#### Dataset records
▬▬▬
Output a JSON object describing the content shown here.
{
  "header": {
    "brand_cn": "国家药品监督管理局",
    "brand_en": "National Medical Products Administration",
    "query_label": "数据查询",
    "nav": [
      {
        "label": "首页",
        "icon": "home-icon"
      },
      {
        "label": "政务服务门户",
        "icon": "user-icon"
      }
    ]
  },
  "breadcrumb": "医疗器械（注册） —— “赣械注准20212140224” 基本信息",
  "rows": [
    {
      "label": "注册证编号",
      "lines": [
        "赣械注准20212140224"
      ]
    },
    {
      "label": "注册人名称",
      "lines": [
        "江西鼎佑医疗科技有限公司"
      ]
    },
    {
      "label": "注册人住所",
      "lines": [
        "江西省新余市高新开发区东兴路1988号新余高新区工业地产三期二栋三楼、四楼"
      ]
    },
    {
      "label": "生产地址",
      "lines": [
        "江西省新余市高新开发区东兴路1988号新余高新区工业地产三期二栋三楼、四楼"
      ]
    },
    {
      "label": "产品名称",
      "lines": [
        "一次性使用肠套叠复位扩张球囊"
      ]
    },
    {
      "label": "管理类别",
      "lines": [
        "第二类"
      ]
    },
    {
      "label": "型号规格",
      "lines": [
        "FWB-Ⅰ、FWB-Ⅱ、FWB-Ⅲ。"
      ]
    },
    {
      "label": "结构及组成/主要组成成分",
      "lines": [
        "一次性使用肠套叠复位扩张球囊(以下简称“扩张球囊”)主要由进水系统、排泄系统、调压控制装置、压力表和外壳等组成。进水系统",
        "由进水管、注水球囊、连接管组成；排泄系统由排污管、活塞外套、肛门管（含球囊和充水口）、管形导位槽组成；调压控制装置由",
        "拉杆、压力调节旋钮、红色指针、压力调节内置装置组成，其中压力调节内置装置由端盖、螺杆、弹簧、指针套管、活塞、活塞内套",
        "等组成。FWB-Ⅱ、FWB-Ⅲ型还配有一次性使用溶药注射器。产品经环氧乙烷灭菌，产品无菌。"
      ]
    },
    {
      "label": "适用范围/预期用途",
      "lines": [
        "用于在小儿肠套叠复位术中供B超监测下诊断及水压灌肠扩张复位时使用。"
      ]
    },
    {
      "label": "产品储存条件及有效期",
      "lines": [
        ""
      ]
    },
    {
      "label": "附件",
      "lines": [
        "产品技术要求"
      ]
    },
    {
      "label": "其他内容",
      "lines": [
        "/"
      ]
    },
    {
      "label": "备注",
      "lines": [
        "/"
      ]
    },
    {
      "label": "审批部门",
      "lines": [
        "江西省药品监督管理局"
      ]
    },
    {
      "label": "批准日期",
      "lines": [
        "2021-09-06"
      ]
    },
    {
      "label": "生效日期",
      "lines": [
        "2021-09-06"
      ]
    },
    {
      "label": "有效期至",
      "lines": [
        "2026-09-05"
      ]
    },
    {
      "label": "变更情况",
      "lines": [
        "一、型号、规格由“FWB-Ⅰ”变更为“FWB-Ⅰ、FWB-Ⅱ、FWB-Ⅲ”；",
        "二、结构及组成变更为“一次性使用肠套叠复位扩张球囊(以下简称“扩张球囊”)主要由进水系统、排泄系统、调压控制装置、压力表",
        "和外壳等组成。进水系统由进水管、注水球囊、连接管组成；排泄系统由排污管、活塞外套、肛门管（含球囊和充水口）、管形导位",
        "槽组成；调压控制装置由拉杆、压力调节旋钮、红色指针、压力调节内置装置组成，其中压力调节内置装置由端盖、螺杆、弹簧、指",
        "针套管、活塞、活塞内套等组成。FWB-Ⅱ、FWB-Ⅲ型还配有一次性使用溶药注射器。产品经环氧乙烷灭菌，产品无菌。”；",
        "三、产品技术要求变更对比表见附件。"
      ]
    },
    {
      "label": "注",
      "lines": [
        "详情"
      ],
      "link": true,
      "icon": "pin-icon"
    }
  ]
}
▬▬▬
#### Task requirements
Go through the material above and count the lines that contain "icon"; answer with the number alone.

#### Finished answer
3